WHAT YOU WILL DO
Write out the records again, exactly, leaving none out.

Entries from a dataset
========

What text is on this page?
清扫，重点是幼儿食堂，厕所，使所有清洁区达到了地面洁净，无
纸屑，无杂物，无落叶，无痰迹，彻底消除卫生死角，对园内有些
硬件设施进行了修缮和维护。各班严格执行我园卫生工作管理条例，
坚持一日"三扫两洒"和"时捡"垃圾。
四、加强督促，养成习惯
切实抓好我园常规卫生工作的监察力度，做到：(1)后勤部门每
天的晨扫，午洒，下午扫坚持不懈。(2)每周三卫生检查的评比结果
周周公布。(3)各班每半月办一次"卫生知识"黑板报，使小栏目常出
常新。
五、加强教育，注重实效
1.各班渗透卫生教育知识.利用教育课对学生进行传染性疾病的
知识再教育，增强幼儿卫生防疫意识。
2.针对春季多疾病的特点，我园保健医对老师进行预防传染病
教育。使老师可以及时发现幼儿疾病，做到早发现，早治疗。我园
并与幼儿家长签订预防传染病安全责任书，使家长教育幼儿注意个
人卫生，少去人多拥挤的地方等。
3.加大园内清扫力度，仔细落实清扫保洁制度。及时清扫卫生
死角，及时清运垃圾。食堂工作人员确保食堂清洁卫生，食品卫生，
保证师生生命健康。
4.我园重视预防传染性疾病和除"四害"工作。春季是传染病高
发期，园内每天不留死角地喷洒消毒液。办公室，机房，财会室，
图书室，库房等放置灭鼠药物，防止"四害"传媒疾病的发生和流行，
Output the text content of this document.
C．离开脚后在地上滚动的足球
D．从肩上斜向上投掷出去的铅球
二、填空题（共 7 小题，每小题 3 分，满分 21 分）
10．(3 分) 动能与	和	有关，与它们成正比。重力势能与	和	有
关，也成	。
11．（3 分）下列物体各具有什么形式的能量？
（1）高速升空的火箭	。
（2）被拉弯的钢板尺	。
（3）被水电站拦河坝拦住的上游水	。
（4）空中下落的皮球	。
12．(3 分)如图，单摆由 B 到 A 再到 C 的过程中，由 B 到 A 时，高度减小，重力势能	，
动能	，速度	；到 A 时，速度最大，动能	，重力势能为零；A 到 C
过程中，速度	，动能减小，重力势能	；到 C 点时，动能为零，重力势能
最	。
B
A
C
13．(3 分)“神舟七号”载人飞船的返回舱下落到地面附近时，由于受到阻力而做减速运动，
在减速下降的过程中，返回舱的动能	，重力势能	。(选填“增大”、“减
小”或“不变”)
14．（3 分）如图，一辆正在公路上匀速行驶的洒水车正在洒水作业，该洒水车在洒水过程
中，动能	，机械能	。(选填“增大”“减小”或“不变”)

========

THE SOLUTION
What text is on this page?
清扫，重点是幼儿食堂，厕所，使所有清洁区达到了地面洁净，无
纸屑，无杂物，无落叶，无痰迹，彻底消除卫生死角，对园内有些
硬件设施进行了修缮和维护。各班严格执行我园卫生工作管理条例，
坚持一日"三扫两洒"和"时捡"垃圾。
四、加强督促，养成习惯
切实抓好我园常规卫生工作的监察力度，做到：(1)后勤部门每
天的晨扫，午洒，下午扫坚持不懈。(2)每周三卫生检查的评比结果
周周公布。(3)各班每半月办一次"卫生知识"黑板报，使小栏目常出
常新。
五、加强教育，注重实效
1.各班渗透卫生教育知识.利用教育课对学生进行传染性疾病的
知识再教育，增强幼儿卫生防疫意识。
2.针对春季多疾病的特点，我园保健医对老师进行预防传染病
教育。使老师可以及时发现幼儿疾病，做到早发现，早治疗。我园
并与幼儿家长签订预防传染病安全责任书，使家长教育幼儿注意个
人卫生，少去人多拥挤的地方等。
3.加大园内清扫力度，仔细落实清扫保洁制度。及时清扫卫生
死角，及时清运垃圾。食堂工作人员确保食堂清洁卫生，食品卫生，
保证师生生命健康。
4.我园重视预防传染性疾病和除"四害"工作。春季是传染病高
发期，园内每天不留死角地喷洒消毒液。办公室，机房，财会室，
图书室，库房等放置灭鼠药物，防止"四害"传媒疾病的发生和流行，
Output the text content of this document.
C．离开脚后在地上滚动的足球
D．从肩上斜向上投掷出去的铅球
二、填空题（共 7 小题，每小题 3 分，满分 21 分）
10．(3 分) 动能与	和	有关，与它们成正比。重力势能与	和	有
关，也成	。
11．（3 分）下列物体各具有什么形式的能量？
（1）高速升空的火箭	。
（2）被拉弯的钢板尺	。
（3）被水电站拦河坝拦住的上游水	。
（4）空中下落的皮球	。
12．(3 分)如图，单摆由 B 到 A 再到 C 的过程中，由 B 到 A 时，高度减小，重力势能	，
动能	，速度	；到 A 时，速度最大，动能	，重力势能为零；A 到 C
过程中，速度	，动能减小，重力势能	；到 C 点时，动能为零，重力势能
最	。
B
A
C
13．(3 分)“神舟七号”载人飞船的返回舱下落到地面附近时，由于受到阻力而做减速运动，
在减速下降的过程中，返回舱的动能	，重力势能	。(选填“增大”、“减
小”或“不变”)
14．（3 分）如图，一辆正在公路上匀速行驶的洒水车正在洒水作业，该洒水车在洒水过程
中，动能	，机械能	。(选填“增大”“减小”或“不变”)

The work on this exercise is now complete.